Cette équipe de neuroscientifiques du Scripps Institute de l’University of Florida corrèle la dépendance aux opioïdes, à l'interaction d’un gène clé PTCHD1, impliqué dans la régulation du cholestérol dans la membrane cellulaire. Décrypter le rôle de ce gène clé, documenté dans la revue Nature Neuroscience, permet de mieux comprendre le développement de la tolérance aux analgésiques au fil du temps, un processus qui mène à la dépendance et à la surdose. Enfin, cette découverte ouvre la voie à une nouvelle génération d'analgésiques conçus pour fonctionner différemment, en agissant sur le cholestétol, et qui vont permettre d'éviter ce risque de dépendance aux opioïdes, dont la morphine et le fentanyl.
Les personnes qui souffrent de douleurs intenses à la suite d'un accident vasculaire cérébral, d'un traumatisme ou d'un cancer savent qu'avec le temps, les analgésiques sur ordonnance les plus efficaces perdent de leur puissance. Le Dr Kirill Martemyanov, neuroscientifique à l’UF Scripps et son équipe ont cherché à mieux comprendre comment cette dépendance se développe, impliquant la prescription de doses de plus en plus élevées.
L’étude révèle le rôle clé du gène PTCHD1, impliqué dans la modification de la teneur en cholestérol dans la membrane cellulaire. En d’autres termes, la recherche soulève la possibilité que le cholestérol dans la membrane cellulaire puisse affecter la réponse aux opioïdes et peut-être aussi à d’autres médicaments.

● **Consignes**:
1. D'après le texte sur la dépendance aux opioïdes, dans quelle revue le rôle du gène PTCHD1 est-il documenté ?
2. Veuillez recopier à l'identique le passage du texte sur la dépendance aux opioïdes qui commence par « Cette équipe de » et se termine par « et le fentanyl. ».

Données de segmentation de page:

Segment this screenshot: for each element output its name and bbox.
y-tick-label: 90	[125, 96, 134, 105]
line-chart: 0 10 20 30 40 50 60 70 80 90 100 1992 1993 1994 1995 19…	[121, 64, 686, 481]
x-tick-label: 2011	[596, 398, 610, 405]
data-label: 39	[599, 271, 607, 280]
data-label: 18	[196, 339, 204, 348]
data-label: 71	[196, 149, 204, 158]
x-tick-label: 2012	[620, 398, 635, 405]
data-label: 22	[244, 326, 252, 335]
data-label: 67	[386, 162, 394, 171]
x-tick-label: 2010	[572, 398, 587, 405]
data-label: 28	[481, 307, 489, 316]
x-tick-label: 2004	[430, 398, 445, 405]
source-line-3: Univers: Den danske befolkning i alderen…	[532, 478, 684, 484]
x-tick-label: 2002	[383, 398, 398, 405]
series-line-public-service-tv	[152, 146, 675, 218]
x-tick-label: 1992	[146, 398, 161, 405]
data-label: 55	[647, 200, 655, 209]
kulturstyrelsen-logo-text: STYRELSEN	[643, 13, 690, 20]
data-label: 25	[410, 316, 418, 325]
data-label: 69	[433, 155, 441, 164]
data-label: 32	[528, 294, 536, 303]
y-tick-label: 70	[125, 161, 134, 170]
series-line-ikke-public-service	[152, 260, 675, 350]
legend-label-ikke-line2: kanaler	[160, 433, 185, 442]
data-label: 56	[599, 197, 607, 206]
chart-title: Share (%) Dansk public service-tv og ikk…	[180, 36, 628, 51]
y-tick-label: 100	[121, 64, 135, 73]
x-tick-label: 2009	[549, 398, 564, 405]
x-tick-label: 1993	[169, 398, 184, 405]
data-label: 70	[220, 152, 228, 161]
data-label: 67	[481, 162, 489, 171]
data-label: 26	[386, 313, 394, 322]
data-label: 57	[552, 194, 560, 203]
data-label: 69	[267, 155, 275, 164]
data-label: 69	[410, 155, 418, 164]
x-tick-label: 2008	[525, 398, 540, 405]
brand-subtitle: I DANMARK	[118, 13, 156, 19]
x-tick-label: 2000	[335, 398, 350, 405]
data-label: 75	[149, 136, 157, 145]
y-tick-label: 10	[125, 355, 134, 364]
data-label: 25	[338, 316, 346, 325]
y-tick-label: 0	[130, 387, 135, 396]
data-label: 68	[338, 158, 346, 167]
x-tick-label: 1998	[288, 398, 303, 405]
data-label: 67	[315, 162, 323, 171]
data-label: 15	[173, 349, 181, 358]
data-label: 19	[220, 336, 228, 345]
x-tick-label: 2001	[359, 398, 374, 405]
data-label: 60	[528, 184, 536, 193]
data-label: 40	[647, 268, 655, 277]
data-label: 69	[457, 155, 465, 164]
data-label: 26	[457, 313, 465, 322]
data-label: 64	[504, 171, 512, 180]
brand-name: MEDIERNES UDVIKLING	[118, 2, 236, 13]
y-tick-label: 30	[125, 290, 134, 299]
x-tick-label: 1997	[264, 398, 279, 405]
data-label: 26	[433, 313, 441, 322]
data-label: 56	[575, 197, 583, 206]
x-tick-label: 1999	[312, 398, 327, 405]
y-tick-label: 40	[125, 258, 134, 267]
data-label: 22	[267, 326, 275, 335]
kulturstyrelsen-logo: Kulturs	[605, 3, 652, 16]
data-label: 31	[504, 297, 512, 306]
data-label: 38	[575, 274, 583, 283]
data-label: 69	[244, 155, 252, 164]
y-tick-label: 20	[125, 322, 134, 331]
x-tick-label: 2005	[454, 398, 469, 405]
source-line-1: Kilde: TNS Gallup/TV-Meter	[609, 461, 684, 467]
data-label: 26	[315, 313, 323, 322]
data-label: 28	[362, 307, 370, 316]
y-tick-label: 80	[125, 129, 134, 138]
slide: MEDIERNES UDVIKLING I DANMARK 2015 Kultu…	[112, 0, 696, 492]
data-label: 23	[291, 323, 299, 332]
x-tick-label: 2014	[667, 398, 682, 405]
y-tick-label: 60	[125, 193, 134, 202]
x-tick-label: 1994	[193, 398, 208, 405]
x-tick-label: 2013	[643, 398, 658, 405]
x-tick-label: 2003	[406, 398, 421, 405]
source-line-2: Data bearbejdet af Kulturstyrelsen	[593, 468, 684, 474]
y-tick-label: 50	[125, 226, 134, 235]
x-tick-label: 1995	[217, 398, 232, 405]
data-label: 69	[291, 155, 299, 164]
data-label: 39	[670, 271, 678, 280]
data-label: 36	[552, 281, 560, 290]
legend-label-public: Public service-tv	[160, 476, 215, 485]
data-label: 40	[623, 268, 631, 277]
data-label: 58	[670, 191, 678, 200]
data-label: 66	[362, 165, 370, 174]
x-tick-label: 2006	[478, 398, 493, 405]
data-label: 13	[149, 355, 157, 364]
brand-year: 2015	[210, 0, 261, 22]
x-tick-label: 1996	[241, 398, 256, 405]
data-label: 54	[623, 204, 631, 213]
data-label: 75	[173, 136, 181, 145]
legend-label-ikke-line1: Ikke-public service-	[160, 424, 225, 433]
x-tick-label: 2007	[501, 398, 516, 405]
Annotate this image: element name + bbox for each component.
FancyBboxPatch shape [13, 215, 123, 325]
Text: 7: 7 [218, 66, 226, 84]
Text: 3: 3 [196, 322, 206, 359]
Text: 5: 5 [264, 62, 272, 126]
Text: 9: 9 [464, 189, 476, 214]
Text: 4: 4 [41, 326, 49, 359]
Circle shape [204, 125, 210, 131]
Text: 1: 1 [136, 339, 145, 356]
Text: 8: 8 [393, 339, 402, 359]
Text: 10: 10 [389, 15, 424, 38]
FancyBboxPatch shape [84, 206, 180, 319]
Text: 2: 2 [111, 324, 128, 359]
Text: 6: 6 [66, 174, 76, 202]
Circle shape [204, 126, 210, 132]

● **Vos réponses**:
1. Dans la revue Nature Neuroscience.

2.
Cette équipe de neuroscientifiques du Scripps Institute de l’University of Florida corrèle la dépendance aux opioïdes, à l'interaction d’un gène clé PTCHD1, impliqué dans la régulation du cholestérol dans la membrane cellulaire. Décrypter le rôle de ce gène clé, documenté dans la revue Nature Neuroscience, permet de mieux comprendre le développement de la tolérance aux analgésiques au fil du temps, un processus qui mène à la dépendance et à la surdose. Enfin, cette découverte ouvre la voie à une nouvelle génération d'analgésiques conçus pour fonctionner différemment, en agissant sur le cholestétol, et qui vont permettre d'éviter ce risque de dépendance aux opioïdes, dont la morphine et le fentanyl.